Repeat, exactly and completely, the entries shown underneath.

- Exercise input:
— Start —
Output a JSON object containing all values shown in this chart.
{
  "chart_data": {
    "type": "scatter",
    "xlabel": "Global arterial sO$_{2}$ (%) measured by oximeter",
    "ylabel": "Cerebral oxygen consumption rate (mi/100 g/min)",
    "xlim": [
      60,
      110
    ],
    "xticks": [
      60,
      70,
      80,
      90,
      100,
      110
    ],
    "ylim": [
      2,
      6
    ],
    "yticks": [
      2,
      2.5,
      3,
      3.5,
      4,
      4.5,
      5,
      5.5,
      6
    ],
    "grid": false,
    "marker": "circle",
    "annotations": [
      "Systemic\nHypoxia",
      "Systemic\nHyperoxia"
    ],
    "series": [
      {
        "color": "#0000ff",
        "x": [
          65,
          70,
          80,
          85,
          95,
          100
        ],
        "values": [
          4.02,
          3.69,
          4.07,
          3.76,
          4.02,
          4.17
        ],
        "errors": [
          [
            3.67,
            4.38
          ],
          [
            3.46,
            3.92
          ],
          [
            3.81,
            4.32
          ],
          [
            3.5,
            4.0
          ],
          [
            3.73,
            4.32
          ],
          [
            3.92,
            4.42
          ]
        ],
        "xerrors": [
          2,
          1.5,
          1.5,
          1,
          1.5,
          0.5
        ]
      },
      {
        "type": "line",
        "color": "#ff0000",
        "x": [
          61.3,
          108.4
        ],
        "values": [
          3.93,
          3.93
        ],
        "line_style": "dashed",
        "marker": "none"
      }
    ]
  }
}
— End —
- Exercise answer:
Output a JSON object containing all values shown in this chart.
{
  "chart_data": {
    "type": "scatter",
    "xlabel": "Global arterial sO$_{2}$ (%) measured by oximeter",
    "ylabel": "Cerebral oxygen consumption rate (mi/100 g/min)",
    "xlim": [
      60,
      110
    ],
    "xticks": [
      60,
      70,
      80,
      90,
      100,
      110
    ],
    "ylim": [
      2,
      6
    ],
    "yticks": [
      2,
      2.5,
      3,
      3.5,
      4,
      4.5,
      5,
      5.5,
      6
    ],
    "grid": false,
    "marker": "circle",
    "annotations": [
      "Systemic\nHypoxia",
      "Systemic\nHyperoxia"
    ],
    "series": [
      {
        "color": "#0000ff",
        "x": [
          65,
          70,
          80,
          85,
          95,
          100
        ],
        "values": [
          4.02,
          3.69,
          4.07,
          3.76,
          4.02,
          4.17
        ],
        "errors": [
          [
            3.67,
            4.38
          ],
          [
            3.46,
            3.92
          ],
          [
            3.81,
            4.32
          ],
          [
            3.5,
            4.0
          ],
          [
            3.73,
            4.32
          ],
          [
            3.92,
            4.42
          ]
        ],
        "xerrors": [
          2,
          1.5,
          1.5,
          1,
          1.5,
          0.5
        ]
      },
      {
        "type": "line",
        "color": "#ff0000",
        "x": [
          61.3,
          108.4
        ],
        "values": [
          3.93,
          3.93
        ],
        "line_style": "dashed",
        "marker": "none"
      }
    ]
  }
}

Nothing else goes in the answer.